Ataque de oro, defensa de papel

GRADA DE RÍO

M.MORALEJO

El Celta dio todo tipo de concesiones al Valladolid y solo su pegada le permitió llevarse el empate

23 sep 2018 . Actualizado a las 05:00 h.

Mucha pegada y nula defensa. Esa sería a grandes rasgos la radiografía de lo vivido ayer en Balaídos ante un Valladolid que hasta pisar Vigo no había encontrado el camino del gol. El Celta, tras empezar la temporada encajando dos tantos en los tres primeros partidos, ha recibido en la última semana seis en dos contiendas, tres en Girona y los tres frente a los de Sergio. Un toque de atención a gritos para un equipo que su entrenador quiere construir desde la defensa, y que parecía haber dado un paso adelante en las labores de contención.

■ ■ ■ ■ ■

**EJERCICIOS**.
1 – Indica si cada afirmación concuerda con la crónica del partido entre el Celta y el Valladolid. Responde sí o no y cita las palabras exactas del texto que lo deciden: (a) El Valladolid ya había marcado goles antes de jugar en Vigo. (b) El Celta encajó tres goles en Girona. (c) En la última semana el Celta recibió seis goles en dos partidos.
2 – Continúa la crónica del partido entre el Celta y el Valladolid a partir del punto en que termina.
Los ítems que vienen a continuación son un material independiente de la crónica.

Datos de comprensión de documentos
■ ■ ■ ■ ■

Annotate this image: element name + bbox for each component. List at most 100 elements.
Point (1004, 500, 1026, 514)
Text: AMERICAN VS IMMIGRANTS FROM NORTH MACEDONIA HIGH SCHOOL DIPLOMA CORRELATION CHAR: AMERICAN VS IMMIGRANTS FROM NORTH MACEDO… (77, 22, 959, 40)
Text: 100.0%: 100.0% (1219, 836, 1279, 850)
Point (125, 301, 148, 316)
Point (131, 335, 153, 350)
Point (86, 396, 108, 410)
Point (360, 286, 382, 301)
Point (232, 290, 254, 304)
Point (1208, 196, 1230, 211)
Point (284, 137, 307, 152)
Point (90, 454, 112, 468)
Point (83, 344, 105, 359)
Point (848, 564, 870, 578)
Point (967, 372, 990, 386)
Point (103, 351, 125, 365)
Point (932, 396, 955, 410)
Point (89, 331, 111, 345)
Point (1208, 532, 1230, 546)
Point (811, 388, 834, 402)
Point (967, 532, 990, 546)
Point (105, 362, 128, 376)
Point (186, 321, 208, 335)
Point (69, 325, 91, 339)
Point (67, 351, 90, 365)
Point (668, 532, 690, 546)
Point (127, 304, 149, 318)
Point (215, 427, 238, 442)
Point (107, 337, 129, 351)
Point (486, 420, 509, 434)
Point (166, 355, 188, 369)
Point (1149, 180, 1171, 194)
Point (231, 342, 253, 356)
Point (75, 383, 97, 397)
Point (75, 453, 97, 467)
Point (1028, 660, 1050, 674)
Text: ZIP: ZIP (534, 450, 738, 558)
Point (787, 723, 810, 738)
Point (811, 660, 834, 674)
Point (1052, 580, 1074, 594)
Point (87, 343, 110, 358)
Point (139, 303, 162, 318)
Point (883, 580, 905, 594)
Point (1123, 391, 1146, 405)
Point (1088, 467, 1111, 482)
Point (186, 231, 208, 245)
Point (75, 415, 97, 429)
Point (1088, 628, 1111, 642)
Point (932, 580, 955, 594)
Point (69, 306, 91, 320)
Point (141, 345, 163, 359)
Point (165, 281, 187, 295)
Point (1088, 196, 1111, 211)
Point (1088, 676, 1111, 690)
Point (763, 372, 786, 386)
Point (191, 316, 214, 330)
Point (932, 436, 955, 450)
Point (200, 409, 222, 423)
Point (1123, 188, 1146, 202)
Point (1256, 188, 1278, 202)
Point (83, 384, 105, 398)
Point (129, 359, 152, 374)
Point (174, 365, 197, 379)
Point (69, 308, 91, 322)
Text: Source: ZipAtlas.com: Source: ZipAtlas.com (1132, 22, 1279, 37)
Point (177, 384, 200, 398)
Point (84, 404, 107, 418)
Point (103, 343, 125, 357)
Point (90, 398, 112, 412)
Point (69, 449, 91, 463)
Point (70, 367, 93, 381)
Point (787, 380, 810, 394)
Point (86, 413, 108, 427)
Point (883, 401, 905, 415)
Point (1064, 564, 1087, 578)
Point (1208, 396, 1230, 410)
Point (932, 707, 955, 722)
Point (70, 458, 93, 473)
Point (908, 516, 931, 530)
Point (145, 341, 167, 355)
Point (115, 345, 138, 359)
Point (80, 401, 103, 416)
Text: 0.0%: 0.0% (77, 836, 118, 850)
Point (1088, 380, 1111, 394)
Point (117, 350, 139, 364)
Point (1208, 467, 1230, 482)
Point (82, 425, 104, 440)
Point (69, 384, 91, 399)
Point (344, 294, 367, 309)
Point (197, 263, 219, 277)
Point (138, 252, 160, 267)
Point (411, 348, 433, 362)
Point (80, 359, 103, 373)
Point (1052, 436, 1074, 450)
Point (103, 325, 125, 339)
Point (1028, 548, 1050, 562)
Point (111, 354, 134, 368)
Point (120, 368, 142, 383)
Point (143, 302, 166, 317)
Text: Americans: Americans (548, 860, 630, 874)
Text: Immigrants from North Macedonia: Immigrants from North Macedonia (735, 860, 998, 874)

■ ■ ■ ■ ■

**RESULTADOS ESPERADOS**.
1 –
(a) No: "hasta pisar Vigo no había encontrado el camino del gol".
(b) Sí: "tres en Girona".
(c) Sí: "ha recibido en la última semana seis en dos contiendas".

2 –
el once

Cambios en la defensa

A la quinta jornada, Antonio Mohamed dio un giro radical al once celeste con cambios obligados, pero otros voluntarios. Sentó a Beltrán y Pione Sisto y dio entrada a Okay y a Boufal. Y en la zaga, la línea más afectada por las bajas, apostó por dar la alternativa a David Costas como central y a Juncà en el lateral zurdo, confiando a Roncaglia el costado derecho. Júnior Alonso fue el damnificado de partida, aunque acabó entrando en el segundo tiempo.

el gérmen

La renuncia al fútbol

Pocas veces se va a encontrar el Celta con un partido tan en bandeja. A los ocho minutos ganaba 2-0 a un rival que hasta entonces estaba peleado con el gol y que parecía aletargado ante el avasallamiento celeste. Sin embargo, el Celta renunció a ser él mismo, le entregó la pelota a los pucelanos, se atascaron en su presión, fueron reculando metros, se metieron en líos con entregas rebuscadas y, poco a poco, se fue haciendo el harakiri. Del fútbol vertical y vertiginoso de los primeros compases no quedaron ni las sombras. Un despropósito. Y la cosa fue a peor.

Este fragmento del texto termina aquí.